§ SHORT TASK 1: Please transcribe the passage on Syria and Hezbollah from "But Hezbollah’s juggling" to "the party’s standing.".
§ SHORT TASK 2: According to the passage on Syria and Hezbollah, which two years stand out in Hezbollah's portfolio of achievements?
§ SHORT TASK 3: Carry on the passage on Syria and Hezbollah, starting right after its final sentence.

§ READING TEXT:

________________________

True, we could be witnessing the inevitable withering of that imposed arrangement, the final chapter in a crisis of legitimacy (or is it illegitimacy?) that has characterized nearly a century of artificial political geographies. One by one, they might fall: Syria, Iraq, Lebanon, Jordan, shards hitting Turkey, Eastern Saudi Arabia, the Palestinian Territories, Israel, Bahrain, Kuwait… Certainly, the sheer velocity of collisions inside Syria might prove too overwhelming for a society forced to battle so many of its own sectarian demons. However, because conflicting interests are, by a collapsing Syria, similarly threatened, the bet is that the combined effort will be towards saving it.

The Assads, some insist, would like the end of them to be the end of Syria itself. Perhaps, but they don’t necessarily have the critical mass to make of this nightmare a reality. Iran might lend a hand, but why would it, with such high stakes, at a minimum, in precarious Iraq?

There is, of course, Israel. But, again, Israel, pre-Arab revolts, may have judged that it would thrive best in the midst of a strife-riven Levant, but one of its own making, where it acts as puppeteer, not a dangerously uncontrollable one of which it might yet become a casualty. Besides, why light up the area when a weakened Syria, much like a weakened Iraq, will very likely spend years trying to sort itself out. And, dare we suggest that a domesticated Sunni-dominated polity might offer up borders just as quiet as the Assads have kept them since 1973.

Which brings us to Hezbollah. It is undeniable that without the breathing space, the logistical routes and the underground support long extended by Assad’s Syria, Hezbollah would be left perilously exposed in any future faceoff with Israel. Equally, however, a turbulent Syria that is home to all manner of Salafi radicalism and free for all conspiracies would sap the energies of a Shiite force coerced into navigating in a sea of hostile Sunnis. While, ironically, it would no longer have to defend its armed status in either scenario, its critical positioning as a resistance movement would be dealt a crippling blow under both.

In truth, Hezbollah’s discomforts did not start with those of the Assads.  In a way, the organization has been too successful for its own good. For the Shiites of Lebanon, it has provided first and foremost protection and relevance. But more critically, for Iran and Syria, this powerhouse’s unique talent for multitasking has been a boon on too many fronts to count. And it goes without saying that, in that thick portfolio of achievements, 2000 and 2006 stand out. To kick an occupying Israeli army out of Arab land and years later deny it its standard devastating military victory was the stuff of fiction before the arrival of this party of God. These feats were more than enough to stretch the movement’s appeal beyond sect and country. More than that, they helped it hold on to its many potentially combustible identities.

But Hezbollah’s juggling act, ever since Israel’s withdrawal from South Lebanon in 2000, and Syria’s retreat from Lebanon itself in 2005, has grown progressively trickier. Its burgeoning reach, which took it to the pinnacle of Lebanon’s sectarian politics and from there to the center of a notoriously prickly Arab playing field, made the challenge all the more herculean and consequential for the party’s standing.

________________________

§ PROVIDED DATA:
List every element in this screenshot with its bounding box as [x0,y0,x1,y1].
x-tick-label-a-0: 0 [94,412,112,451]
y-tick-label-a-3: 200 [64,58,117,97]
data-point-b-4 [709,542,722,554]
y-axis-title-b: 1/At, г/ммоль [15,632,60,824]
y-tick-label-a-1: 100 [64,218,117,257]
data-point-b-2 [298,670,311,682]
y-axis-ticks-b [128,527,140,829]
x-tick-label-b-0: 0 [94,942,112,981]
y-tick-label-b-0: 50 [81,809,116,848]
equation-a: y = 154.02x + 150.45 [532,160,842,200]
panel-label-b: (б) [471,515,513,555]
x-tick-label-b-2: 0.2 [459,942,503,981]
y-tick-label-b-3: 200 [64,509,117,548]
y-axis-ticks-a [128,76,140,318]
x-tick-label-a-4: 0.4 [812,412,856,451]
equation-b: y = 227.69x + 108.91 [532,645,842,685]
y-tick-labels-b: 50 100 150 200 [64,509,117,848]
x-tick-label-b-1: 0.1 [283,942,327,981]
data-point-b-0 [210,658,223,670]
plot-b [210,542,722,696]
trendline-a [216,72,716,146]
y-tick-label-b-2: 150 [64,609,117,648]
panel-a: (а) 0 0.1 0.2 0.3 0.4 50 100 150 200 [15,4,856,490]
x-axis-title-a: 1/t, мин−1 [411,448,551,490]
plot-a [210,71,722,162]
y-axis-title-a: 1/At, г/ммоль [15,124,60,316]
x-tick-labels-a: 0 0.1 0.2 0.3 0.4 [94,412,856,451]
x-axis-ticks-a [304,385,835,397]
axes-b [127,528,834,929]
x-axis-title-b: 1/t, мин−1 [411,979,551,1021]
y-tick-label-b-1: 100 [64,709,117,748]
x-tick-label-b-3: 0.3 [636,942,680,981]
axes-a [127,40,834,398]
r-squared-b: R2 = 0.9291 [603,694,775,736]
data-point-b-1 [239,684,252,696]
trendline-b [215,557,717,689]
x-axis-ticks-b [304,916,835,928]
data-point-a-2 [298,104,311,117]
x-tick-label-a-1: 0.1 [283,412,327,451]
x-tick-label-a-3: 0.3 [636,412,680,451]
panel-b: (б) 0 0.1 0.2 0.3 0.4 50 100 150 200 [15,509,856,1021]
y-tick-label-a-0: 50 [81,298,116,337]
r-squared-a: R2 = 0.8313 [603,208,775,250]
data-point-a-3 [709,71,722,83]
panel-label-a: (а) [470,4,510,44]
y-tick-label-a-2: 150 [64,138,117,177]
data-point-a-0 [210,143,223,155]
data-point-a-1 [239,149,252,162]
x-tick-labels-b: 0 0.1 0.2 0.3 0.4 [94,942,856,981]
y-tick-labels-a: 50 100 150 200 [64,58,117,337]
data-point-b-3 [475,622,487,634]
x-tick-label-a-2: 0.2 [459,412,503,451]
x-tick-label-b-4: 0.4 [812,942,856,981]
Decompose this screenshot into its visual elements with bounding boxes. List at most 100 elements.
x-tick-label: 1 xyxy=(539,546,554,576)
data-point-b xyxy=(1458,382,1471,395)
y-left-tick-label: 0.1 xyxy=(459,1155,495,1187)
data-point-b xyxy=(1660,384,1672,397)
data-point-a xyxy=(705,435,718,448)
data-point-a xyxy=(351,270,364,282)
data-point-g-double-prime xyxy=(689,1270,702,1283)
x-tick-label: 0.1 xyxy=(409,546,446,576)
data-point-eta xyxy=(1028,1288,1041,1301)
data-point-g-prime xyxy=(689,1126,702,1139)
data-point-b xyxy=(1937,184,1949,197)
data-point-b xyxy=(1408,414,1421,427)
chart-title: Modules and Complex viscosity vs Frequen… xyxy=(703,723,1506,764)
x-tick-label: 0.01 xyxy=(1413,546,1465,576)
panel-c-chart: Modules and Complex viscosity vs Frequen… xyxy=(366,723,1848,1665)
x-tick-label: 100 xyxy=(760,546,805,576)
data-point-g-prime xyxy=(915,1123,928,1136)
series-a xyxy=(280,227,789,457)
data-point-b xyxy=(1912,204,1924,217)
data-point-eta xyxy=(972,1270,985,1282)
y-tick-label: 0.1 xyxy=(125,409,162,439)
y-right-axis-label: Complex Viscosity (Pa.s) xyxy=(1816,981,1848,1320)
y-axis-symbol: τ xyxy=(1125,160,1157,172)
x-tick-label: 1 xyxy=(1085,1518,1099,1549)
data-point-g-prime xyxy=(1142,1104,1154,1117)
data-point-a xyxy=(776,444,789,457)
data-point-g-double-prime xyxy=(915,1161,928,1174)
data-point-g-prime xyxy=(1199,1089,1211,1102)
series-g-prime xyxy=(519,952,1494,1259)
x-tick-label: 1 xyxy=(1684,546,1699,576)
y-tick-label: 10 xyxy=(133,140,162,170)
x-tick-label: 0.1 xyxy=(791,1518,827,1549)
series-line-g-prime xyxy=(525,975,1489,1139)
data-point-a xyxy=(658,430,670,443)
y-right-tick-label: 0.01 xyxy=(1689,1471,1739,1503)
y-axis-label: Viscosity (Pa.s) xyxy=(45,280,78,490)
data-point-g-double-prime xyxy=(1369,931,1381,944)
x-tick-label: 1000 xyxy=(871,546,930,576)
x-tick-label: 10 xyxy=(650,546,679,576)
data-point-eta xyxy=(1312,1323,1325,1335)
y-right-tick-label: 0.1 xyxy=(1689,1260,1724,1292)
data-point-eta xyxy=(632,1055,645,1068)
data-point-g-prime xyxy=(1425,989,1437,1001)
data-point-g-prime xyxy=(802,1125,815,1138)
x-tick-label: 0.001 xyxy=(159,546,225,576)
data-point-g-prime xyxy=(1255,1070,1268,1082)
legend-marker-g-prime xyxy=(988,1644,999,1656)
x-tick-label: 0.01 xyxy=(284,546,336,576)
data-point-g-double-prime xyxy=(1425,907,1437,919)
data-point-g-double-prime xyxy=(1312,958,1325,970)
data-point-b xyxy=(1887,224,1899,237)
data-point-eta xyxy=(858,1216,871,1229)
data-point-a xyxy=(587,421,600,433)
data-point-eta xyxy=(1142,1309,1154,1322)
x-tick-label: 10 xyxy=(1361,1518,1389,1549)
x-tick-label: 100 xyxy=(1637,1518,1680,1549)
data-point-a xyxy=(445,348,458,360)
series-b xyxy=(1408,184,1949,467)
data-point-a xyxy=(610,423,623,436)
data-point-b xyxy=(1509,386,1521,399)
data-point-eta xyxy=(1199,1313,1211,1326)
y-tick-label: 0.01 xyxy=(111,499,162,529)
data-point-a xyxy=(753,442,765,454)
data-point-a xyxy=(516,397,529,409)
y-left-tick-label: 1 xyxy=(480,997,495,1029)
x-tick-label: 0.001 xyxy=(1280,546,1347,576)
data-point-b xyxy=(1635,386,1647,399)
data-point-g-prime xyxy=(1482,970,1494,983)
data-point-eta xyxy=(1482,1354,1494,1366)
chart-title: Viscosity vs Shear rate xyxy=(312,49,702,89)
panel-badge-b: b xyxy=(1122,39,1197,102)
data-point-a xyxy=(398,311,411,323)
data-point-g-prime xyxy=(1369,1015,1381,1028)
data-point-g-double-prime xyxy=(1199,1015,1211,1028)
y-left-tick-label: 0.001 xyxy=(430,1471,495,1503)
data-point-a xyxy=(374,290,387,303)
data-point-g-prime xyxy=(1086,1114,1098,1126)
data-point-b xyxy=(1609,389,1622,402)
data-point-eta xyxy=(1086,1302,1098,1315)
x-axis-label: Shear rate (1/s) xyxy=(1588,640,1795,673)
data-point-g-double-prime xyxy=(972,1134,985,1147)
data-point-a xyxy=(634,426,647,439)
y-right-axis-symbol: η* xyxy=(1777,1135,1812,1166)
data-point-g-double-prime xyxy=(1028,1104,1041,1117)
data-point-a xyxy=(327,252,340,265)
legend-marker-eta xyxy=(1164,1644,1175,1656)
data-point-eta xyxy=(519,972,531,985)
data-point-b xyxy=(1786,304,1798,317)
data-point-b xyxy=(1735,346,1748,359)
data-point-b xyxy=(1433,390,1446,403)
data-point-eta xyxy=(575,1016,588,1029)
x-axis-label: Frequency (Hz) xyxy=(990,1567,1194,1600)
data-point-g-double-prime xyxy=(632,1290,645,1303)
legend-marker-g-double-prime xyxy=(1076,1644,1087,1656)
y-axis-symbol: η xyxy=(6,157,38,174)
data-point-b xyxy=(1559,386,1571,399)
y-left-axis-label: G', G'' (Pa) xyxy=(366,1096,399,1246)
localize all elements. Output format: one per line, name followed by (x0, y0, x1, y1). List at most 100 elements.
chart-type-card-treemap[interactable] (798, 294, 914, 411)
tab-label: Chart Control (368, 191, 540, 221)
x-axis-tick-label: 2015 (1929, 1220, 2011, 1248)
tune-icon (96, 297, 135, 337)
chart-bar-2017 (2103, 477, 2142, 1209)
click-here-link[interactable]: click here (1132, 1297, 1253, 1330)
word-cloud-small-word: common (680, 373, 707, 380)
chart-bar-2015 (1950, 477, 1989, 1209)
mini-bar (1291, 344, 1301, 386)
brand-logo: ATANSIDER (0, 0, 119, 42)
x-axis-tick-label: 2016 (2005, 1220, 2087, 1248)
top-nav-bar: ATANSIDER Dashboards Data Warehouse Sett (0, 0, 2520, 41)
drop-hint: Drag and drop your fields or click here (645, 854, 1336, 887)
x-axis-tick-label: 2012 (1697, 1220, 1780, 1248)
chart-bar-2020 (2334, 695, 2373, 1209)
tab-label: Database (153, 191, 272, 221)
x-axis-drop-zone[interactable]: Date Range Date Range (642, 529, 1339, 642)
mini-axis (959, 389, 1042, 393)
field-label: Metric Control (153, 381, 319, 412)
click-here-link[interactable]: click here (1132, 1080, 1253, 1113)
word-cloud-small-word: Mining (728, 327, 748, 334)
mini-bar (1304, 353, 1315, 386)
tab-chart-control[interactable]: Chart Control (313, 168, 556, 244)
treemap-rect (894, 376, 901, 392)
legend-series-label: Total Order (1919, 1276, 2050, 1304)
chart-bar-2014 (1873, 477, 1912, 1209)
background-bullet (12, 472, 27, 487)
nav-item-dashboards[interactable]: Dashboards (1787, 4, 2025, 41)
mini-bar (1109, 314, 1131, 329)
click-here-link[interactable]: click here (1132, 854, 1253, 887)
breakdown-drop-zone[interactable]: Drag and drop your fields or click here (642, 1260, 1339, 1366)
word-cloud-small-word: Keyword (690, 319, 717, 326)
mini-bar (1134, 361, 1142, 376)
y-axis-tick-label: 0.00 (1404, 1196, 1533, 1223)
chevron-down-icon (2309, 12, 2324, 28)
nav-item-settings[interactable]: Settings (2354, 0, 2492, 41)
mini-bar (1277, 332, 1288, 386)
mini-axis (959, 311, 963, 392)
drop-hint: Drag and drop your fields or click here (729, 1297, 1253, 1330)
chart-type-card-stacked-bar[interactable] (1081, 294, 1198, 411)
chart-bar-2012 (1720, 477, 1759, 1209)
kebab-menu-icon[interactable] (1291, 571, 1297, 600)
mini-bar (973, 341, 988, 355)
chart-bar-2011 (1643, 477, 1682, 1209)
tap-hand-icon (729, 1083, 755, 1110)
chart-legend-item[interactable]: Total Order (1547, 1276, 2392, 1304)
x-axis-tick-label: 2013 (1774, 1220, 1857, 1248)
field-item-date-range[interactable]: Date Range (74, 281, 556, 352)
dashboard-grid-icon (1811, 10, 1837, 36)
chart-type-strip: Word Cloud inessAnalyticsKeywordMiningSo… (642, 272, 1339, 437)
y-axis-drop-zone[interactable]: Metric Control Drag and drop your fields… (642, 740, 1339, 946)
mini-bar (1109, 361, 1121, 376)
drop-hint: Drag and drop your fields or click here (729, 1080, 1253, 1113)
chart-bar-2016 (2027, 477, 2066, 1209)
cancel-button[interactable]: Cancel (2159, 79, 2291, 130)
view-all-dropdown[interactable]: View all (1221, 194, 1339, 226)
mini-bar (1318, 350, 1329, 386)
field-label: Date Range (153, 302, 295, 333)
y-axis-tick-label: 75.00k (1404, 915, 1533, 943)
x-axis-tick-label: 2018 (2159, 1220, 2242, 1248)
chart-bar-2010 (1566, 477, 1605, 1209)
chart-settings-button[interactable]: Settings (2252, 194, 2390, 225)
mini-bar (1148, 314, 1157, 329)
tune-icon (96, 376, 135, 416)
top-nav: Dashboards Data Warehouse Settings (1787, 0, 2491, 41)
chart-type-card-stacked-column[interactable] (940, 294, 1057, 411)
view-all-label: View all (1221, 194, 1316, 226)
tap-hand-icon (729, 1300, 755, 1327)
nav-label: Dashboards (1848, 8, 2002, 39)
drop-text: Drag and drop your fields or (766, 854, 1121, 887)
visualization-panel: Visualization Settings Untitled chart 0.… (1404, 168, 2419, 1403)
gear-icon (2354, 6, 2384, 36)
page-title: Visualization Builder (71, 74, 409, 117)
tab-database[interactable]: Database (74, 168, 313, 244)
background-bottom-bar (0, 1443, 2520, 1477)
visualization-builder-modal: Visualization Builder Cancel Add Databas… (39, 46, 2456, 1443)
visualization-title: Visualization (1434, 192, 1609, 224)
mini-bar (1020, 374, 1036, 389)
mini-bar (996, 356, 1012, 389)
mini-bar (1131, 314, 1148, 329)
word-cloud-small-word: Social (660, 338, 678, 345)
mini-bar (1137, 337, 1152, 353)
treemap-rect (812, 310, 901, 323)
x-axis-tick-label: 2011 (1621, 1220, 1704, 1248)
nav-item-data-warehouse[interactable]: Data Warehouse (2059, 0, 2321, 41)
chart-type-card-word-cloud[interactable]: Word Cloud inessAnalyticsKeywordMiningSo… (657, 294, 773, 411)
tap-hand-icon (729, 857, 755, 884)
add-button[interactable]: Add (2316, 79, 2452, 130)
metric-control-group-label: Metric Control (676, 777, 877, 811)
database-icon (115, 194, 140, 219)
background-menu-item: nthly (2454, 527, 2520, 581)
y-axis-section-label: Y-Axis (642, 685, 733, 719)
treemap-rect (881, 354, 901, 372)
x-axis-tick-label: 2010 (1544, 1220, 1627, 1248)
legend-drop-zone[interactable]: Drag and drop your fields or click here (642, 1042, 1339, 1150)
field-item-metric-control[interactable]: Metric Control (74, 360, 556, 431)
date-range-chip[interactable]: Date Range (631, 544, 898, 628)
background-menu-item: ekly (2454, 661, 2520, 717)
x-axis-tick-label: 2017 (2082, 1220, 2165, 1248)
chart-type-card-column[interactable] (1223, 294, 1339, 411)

________________________

§ WRITTEN ANSWER 1:
But Hezbollah’s juggling act, ever since Israel’s withdrawal from South Lebanon in 2000, and Syria’s retreat from Lebanon itself in 2005, has grown progressively trickier. Its burgeoning reach, which took it to the pinnacle of Lebanon’s sectarian politics and from there to the center of a notoriously prickly Arab playing field, made the challenge all the more herculean and consequential for the party’s standing.

§ WRITTEN ANSWER 2: 2000 and 2006.

§ WRITTEN ANSWER 3:
Back in early 2010, right after Hezbollah issued a new manifesto, which was designed to reconcile its evolving commitments, I wrote:

From occupation to liberation, from the wretched earth of downtrodden Shiism to the heights of sectarian power, from the womb of Khomeini’s revolutionary Iran to the warm bosom of warring Lebanon; from resistance, pure and simple, to the infinitely trickier threesome of resistance, deterrence and governance: this has been the journey of Hezbollah over the past two decades. It’s a movement that’s been there, done that, and the manifesto is meant to reflect the wisdom it has acquired along the way.

…It would like to believe that there is no friction between the demands of armed resistance and the imperatives of political governance. And so long as the threat of Israel and the frailty of Lebanon continue to offer the pretext and Syria and Iran continue to give cover, this marriage, peaceful or not, will last.

And, lately, it has not been that peaceful for Hezbollah. Corruption scandals, rampant drug dealing and protection rackets in Beirut’s Southern Suburbs, intelligence breakdowns in its previously impenetrable ranks and high pitched confessional bickering have taken their toll on the party.  

To boot, Syria’s Assad, remarkably, is falling, further pressing this feisty member of the Syrian-Iranian rejectionist axis to contend with its quarrelsome identities.

Criticism of the organization picked up very soon after Syria itself went up in arms. It was attacked, even by some longtime admirers, for its unwavering support for the Assads, as if it had any choice, or more bluntly still, as if it had any other preference. Hypocrisy was the charge. After all, they asked, what made the revolt against Mubarak or the khalifas of Bahrain so easy to condone and against Assad so easy to condemn?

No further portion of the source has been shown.